> [What is being asked]
Extract from the listing each line in which the word "városok" appears.

Dataset entries:
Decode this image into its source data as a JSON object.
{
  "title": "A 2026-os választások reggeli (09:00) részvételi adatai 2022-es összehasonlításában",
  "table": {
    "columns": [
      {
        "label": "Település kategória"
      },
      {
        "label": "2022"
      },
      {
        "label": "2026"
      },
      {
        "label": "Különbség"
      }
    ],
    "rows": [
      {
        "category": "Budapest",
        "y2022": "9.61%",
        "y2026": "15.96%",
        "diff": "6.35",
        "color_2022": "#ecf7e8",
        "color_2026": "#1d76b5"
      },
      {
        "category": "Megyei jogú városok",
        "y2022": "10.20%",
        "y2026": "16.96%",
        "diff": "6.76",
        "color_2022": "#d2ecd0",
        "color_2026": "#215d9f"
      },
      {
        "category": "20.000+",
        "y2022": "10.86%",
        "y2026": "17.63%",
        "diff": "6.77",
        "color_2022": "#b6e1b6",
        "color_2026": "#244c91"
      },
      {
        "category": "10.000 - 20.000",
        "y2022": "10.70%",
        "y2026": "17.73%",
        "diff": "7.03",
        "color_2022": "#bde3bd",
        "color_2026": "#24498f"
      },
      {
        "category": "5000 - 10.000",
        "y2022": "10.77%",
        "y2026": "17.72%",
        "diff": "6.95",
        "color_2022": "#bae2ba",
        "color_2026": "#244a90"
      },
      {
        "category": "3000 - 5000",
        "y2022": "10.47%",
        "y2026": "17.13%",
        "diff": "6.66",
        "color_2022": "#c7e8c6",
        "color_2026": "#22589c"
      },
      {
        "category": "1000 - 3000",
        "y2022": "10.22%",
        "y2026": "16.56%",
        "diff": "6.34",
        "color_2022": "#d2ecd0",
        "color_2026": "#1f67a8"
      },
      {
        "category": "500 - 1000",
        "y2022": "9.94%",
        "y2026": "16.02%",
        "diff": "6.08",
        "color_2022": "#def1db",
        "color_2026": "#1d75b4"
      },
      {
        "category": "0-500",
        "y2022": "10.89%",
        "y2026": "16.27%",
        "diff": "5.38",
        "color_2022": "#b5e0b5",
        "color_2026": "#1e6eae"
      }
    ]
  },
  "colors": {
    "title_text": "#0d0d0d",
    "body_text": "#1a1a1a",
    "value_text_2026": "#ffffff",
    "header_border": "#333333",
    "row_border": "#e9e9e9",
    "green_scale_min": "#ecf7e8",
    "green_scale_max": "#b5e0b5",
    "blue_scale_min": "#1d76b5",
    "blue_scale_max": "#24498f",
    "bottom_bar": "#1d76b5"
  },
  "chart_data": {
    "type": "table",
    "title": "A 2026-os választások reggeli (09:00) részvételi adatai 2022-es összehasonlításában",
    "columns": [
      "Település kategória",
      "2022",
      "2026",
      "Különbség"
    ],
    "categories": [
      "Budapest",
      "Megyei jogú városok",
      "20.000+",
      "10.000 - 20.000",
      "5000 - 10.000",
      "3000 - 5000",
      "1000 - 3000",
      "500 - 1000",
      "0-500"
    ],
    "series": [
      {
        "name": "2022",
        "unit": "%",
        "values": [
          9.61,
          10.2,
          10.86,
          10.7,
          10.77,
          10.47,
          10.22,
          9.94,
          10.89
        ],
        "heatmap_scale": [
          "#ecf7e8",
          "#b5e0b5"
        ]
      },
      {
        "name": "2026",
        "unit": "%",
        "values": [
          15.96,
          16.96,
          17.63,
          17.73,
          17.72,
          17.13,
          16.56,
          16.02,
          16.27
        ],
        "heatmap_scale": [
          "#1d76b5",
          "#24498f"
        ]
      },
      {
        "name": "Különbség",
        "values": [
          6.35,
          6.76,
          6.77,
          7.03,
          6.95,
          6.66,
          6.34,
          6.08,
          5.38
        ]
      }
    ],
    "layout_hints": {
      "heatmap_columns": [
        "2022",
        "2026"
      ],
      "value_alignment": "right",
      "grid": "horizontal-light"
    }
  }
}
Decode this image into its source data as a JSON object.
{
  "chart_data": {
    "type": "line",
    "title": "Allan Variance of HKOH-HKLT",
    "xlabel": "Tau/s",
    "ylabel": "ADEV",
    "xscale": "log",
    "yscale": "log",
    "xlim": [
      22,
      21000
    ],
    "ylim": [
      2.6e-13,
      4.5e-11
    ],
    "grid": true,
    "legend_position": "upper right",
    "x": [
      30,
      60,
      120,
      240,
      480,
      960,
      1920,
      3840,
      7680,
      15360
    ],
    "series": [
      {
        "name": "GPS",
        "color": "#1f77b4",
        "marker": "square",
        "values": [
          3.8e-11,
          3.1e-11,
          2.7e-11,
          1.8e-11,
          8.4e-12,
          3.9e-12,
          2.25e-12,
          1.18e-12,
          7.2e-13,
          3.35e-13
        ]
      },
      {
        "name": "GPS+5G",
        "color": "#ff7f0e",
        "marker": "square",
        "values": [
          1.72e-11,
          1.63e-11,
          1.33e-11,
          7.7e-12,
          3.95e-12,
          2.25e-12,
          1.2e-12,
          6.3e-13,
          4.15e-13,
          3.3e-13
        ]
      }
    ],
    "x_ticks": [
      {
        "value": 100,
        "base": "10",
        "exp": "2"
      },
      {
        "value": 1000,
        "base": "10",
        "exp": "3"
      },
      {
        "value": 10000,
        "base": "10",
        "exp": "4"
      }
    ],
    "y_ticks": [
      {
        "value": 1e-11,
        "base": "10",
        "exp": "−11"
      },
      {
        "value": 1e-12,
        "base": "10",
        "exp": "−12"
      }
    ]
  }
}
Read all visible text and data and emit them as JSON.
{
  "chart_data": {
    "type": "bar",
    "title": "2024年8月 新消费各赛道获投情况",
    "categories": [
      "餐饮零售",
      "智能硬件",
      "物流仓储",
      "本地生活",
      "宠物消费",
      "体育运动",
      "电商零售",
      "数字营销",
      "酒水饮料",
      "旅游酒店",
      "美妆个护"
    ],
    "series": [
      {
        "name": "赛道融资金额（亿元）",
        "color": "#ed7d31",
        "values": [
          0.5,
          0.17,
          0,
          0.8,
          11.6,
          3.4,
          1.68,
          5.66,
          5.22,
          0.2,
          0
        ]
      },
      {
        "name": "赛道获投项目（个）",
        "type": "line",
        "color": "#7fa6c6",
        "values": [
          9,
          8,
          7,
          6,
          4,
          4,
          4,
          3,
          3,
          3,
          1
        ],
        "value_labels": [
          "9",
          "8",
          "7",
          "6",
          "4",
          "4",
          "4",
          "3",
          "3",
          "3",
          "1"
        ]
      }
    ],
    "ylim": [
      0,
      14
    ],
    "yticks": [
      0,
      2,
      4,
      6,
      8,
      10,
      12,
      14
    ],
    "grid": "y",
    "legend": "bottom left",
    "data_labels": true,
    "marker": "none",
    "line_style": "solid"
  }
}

> [Response]
        "category": "Megyei jogú városok",
      "Megyei jogú városok",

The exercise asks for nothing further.